== Goal of the exercise ==
What is the count of lines that hold the word "hiệu"? Give only the number.

Dataset entries
....................
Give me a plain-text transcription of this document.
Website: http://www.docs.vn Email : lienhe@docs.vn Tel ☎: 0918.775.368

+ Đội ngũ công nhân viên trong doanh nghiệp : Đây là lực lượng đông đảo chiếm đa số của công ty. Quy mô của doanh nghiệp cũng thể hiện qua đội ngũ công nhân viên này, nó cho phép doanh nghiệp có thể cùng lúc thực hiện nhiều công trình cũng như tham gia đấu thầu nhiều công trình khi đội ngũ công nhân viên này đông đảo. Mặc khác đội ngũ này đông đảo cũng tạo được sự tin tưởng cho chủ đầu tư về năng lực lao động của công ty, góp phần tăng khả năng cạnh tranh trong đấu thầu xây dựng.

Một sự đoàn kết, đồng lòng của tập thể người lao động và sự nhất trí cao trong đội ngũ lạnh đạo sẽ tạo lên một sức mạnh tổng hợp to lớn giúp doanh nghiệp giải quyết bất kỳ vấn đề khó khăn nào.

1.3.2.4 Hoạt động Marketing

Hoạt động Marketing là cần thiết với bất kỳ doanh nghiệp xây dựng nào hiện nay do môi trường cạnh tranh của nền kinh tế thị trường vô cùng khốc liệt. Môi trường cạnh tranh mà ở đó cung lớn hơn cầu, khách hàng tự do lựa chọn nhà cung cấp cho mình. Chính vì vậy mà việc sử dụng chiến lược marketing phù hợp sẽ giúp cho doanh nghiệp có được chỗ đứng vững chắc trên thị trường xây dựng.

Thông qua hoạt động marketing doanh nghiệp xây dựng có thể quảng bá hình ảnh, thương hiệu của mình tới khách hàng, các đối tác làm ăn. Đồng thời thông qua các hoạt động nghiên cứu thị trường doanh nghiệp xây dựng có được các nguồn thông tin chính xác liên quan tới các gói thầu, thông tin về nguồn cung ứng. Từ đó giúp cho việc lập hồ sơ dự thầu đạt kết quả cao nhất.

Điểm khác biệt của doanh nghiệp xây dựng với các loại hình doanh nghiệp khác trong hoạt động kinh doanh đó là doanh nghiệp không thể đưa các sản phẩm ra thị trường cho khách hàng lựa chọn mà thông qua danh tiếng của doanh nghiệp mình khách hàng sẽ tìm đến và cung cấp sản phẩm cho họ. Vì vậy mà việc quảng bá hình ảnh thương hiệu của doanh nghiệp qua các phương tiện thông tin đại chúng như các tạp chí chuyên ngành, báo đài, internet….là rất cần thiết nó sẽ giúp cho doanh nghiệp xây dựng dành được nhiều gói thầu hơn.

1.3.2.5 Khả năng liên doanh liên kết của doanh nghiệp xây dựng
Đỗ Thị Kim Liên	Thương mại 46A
....................
== Output below ==
2